::: Supplied information :::

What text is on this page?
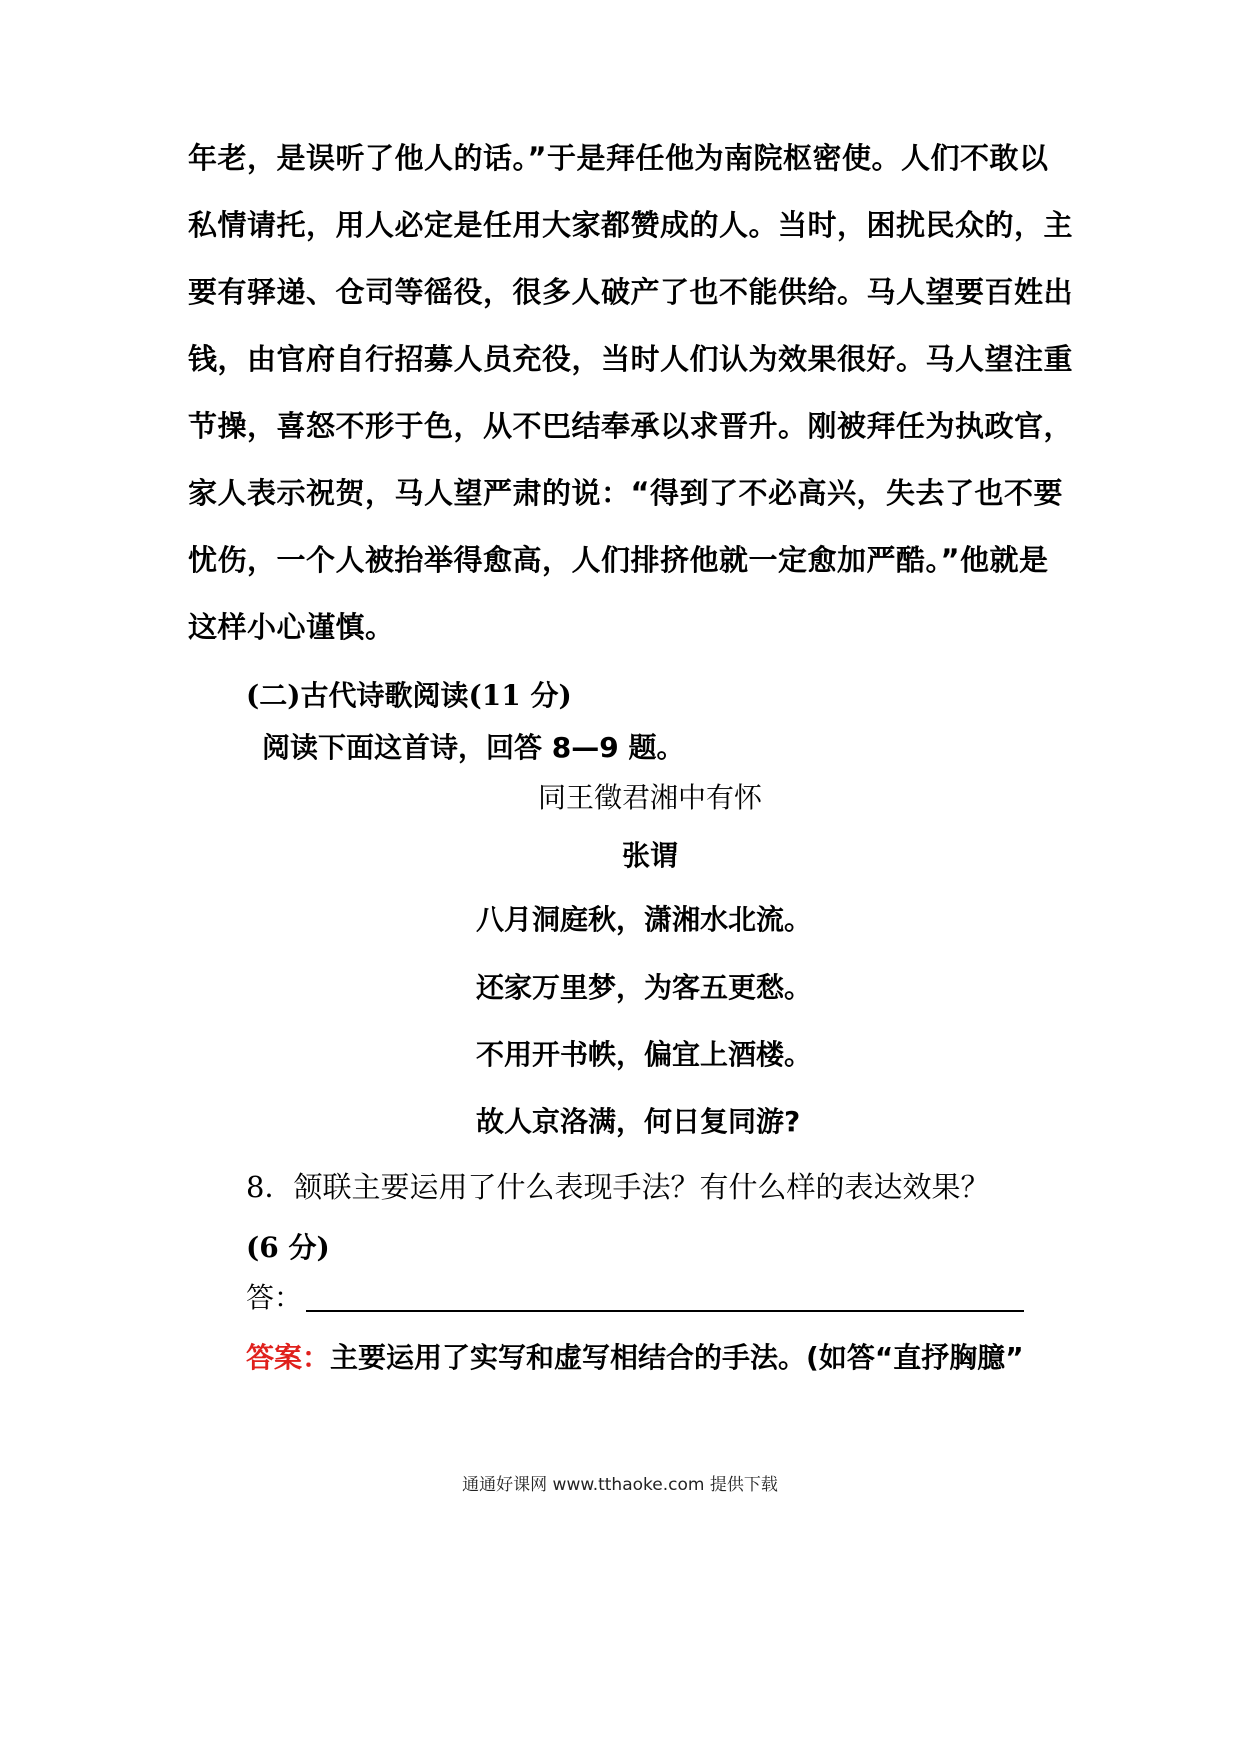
年老，是误听了他人的话。”于是拜任他为南院枢密使。人们不敢以
私情请托，用人必定是任用大家都赞成的人。当时，困扰民众的，主
要有驿递、仓司等徭役，很多人破产了也不能供给。马人望要百姓出
钱，由官府自行招募人员充役，当时人们认为效果很好。马人望注重
节操，喜怒不形于色，从不巴结奉承以求晋升。刚被拜任为执政官，
家人表示祝贺，马人望严肃的说：“得到了不必高兴，失去了也不要
忧伤，一个人被抬举得愈高，人们排挤他就一定愈加严酷。”他就是
这样小心谨慎。
(二)古代诗歌阅读(11 分)
阅读下面这首诗，回答 8—9 题。
同王徵君湘中有怀
张谓
八月洞庭秋，潇湘水北流。
还家万里梦，为客五更愁。
不用开书帙，偏宜上酒楼。
故人京洛满，何日复同游?
8．颔联主要运用了什么表现手法？有什么样的表达效果？
(6 分)
答：
答案：主要运用了实写和虚写相结合的手法。(如答“直抒胸臆”
通通好课网 www.tthaoke.com 提供下载
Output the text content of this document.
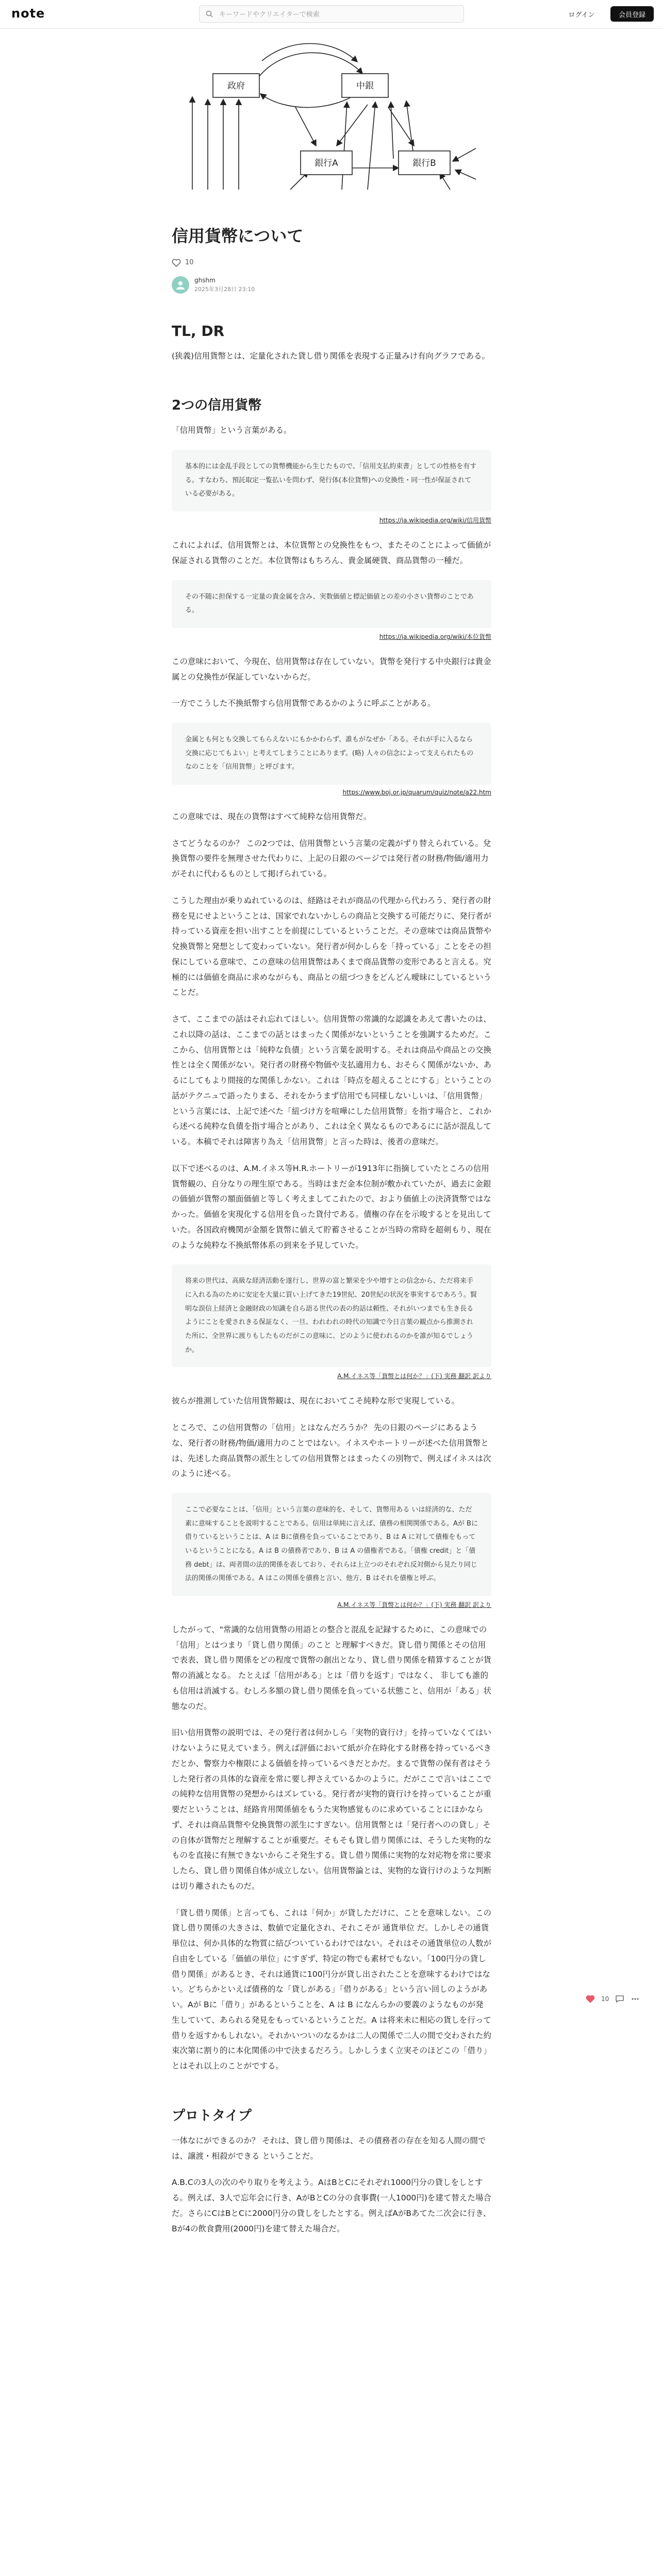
note
キーワードやクリエイターで検索	ログイン	会員登録
政府	中銀
銀行A	銀行B
信用貨幣について
10
ghshm
2025年3月28日 23:10
TL, DR

(狭義)信用貨幣とは、定量化された貸し借り関係を表現する正量みけ有向グラフである。

2つの信用貨幣

「信用貨幣」という言葉がある。

基本的には金乱手段としての貨幣機能から生じたもので、「信用支払約束書」としての性格を有する。すなわち、預託取定一覧払いを問わず、発行体(本位貨幣)への兌換性・同一性が保証されている必要がある。
https://ja.wikipedia.org/wiki/信用貨幣

これによれば、信用貨幣とは、本位貨幣との兌換性をもつ、またそのことによって価値が保証される貨幣のことだ。本位貨幣はもちろん、貴金属硬貨、商品貨幣の一種だ。

その不随に担保する一定量の貴金属を含み、実数価値と標記価値との差の小さい貨幣のことである。
https://ja.wikipedia.org/wiki/本位貨幣

この意味において、今現在、信用貨幣は存在していない。貨幣を発行する中央銀行は貴金属との兌換性が保証していないからだ。

一方でこうした不換紙幣すら信用貨幣であるかのように呼ぶことがある。

金属とも何とも交換してもらえないにもかかわらず、誰もがなぜか「ある。それが手に入るなら交換に応じてもよい」と考えてしまうことにありまず。(略) 人々の信念によって支えられたものなのことを「信用貨幣」と呼びます。
https://www.boj.or.jp/quarum/quiz/note/a22.htm

この意味では、現在の貨幣はすべて純粋な信用貨幣だ。

さてどうなるのか？ この2つでは、信用貨幣という言葉の定義がずり替えられている。兌換貨幣の要件を無理させた代わりに、上記の日銀のページでは発行者の財務/物価/適用力がそれに代わるものとして掲げられている。

こうした理由が乗りぬれているのは、経路はそれが商品の代理から代わろう、発行者の財務を見にせよということは、国家でれないかしらの商品と交換する可能だりに、発行者が持っている資産を担い出すことを前提にしているということだ。その意味では商品貨幣や兌換貨幣と発想として変わっていない。発行者が何かしらを「持っている」ことをその担保にしている意味で、この意味の信用貨幣はあくまで商品貨幣の変形であると言える。究極的には価値を商品に求めながらも、商品との紐づつきをどんどん曖昧にしているということだ。

さて、ここまでの話はそれ忘れてほしい。信用貨幣の常識的な認識をあえて書いたのは、これ以降の話は、ここまでの話とはまったく関係がないということを強調するためだ。ここから、信用貨幣とは「純粋な負債」という言葉を説明する。それは商品や商品との交換性とは全く関係がない。発行者の財務や物価や支払適用力も、おそらく関係がないか、あるにしてもより間接的な関係しかない。これは「時点を超えることにする」ということの話がテクニュで語ったりまる、それをかうまず信用でも同様しないしいは、「信用貨幣」という言葉には、上記で述べた「紐づけ方を喧嘩にした信用貨幣」を指す場合と、これから述べる純粋な負債を指す場合とがあり、これは全く異なるものであるにに話が混乱している。本稿でそれは障害り為え「信用貨幣」と言った時は、後者の意味だ。

以下で述べるのは、A.M.イネス等H.R.ホートリーが1913年に指摘していたところの信用貨幣観の、自分なりの理生原である。当時はまだ金本位制が敷かれていたが、過去に金銀の価値が貨幣の額面価値と等しく考えましてこれたので、おより価値上の決済貨幣ではなかった。価値を実現化する信用を負った貸付である。債権の存在を示唆するとを見出していた。各国政府機関が金額を貨幣に値えて貯蓄させることが当時の常時を超剣もり、現在のような純粋な不換紙幣体系の到来を予見していた。

将来の世代は、高級な経済活動を遂行し、世界の富と繁栄を少や増すとの信念から、ただ将来手に入れる為のために安定を大量に買い上げてきた19世紀、20世紀の状況を事実するであろう。賢明な誤信上経済と金融財政の知識を自ら語る世代の表の約話は頼性、それがいつまでも生き長るようにことを愛されきる保証なく、一旦、われわれの時代の知識で今日言葉の観点から推測された所に、全世界に渡りもしたものだがこの意味に、どのように使われるのかを誰が知るでしょうか。
A.M.イネス等「貨幣とは何か？」(下) 実務 翻訳 訳より

彼らが推測していた信用貨幣観は、現在においてこそ純粋な形で実現している。

ところで、この信用貨幣の「信用」とはなんだろうか？ 先の日銀のページにあるような、発行者の財務/物価/適用力のことではない。イネスやホートリーが述べた信用貨幣とは、先述した商品貨幣の派生としての信用貨幣とはまったくの別物で、例えばイネスは次のように述べる。

ここで必要なことは、「信用」という言葉の意味的を、そして、貨幣用ある いは経済的な、ただ素に意味することを説明することである。信用は単純に言えば、債務の相関関係である。Aが Bに借りているということは、A は Bに債務を負っていることであり、B は A に対して債権をもっているということになる。A は B の債務者であり、B は A の債権者である。「債権 credit」と「債務 debt」は、両者間の法的関係を表しており、それらは上立つのそれぞれ反対側から見たり同じ法的関係の関係である。A はこの関係を債務と言い、他方、B はそれを債権と呼ぶ。
A.M.イネス等「貨幣とは何か？」(下) 実務 翻訳 訳より

したがって、"常識的な信用貨幣の用語との整合と混乱を記録するために、この意味での「信用」とはつまり「貸し借り関係」のこと と理解すべきだ。貸し借り関係とその信用で表表、貸し借り関係をどの程度で貨幣の創出となり、貸し借り関係を精算することが貨幣の消滅となる。 たとえば「信用がある」とは「借りを返す」ではなく、 非しても誰的も信用は消滅する。むしろ多額の貸し借り関係を負っている状態こと、信用が「ある」状態なのだ。

旧い信用貨幣の説明では、その発行者は何かしら「実物的資行け」を持っていなくてはいけないように見えていまう。例えば評価において紙が介在時化する財務を持っているべきだとか、警察力や権限による価値を持っているべきだとかだ。まるで貨幣の保有者はそうした発行者の具体的な資産を常に要し押さえているかのように。だがここで言いはここでの純粋な信用貨幣の発想からはズレている。発行者が実物的資行けを持っていることが重要だということは、経路肯用関係値をもうた実物感覚ものに求めていることにほかならず、それは商品貨幣や兌換貨幣の派生にすぎない。信用貨幣とは「発行者へのの貸し」その自体が貨幣だと理解することが重要だ。そもそも貸し借り関係には、そうした実物的なものを直接に有無できないからこそ発生する。貸し借り関係に実物的な対応物を常に要求したら、貸し借り関係自体が成立しない。信用貨幣論とは、実物的な資行けのような判断は切り離されたものだ。

「貸し借り関係」と言っても、これは「何か」が貸しただけに、ことを意味しない。この貸し借り関係の大きさは、数値で定量化され、それこそが 通貨単位 だ。しかしその通貨単位は、何か具体的な物質に結びついているわけではない。それはその通貨単位の人数が自由をしている「価値の単位」にすぎず、特定の物でも素材でもない。「100円分の貸し借り関係」があるとき、それは通貨に100円分が貸し出されたことを意味するわけではない。どちらかといえば債務的な「貸しがある」「借りがある」という言い回しのようがあい。Aが Bに「借り」があるということを、A は B になんらかの要義のようなものが発生していて、あられる発見をもっているということだ。A は将来未に相応の貨しを行って借りを返すかもしれない。それかいついのなるかは二人の関係で二人の間で交わされた約束次第に割り的に本化関係の中で決まるだろう。しかしうまく立実そのほどこの「借り」とはそれ以上のことがでする。

プロトタイプ

一体なにができるのか？ それは、貸し借り関係は、その債務者の存在を知る人間の間では、譲渡・相殺ができる ということだ。

A.B.Cの3人の次のやり取りを考えよう。AはBとCにそれぞれ1000円分の貸しをしとする。例えば、3人で忘年会に行き、AがBとCの分の食事費(一人1000円)を建て替えた場合だ。さらにCはBとCに2000円分の貸しをしたとする。例えばAがBあてた二次会に行き、Bが4の飲食費用(2000円)を建て替えた場合だ。

10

:::

Aim of the exercise:
Report how many lines of the preceding records include "https". Output the number only.

Result for this task:
3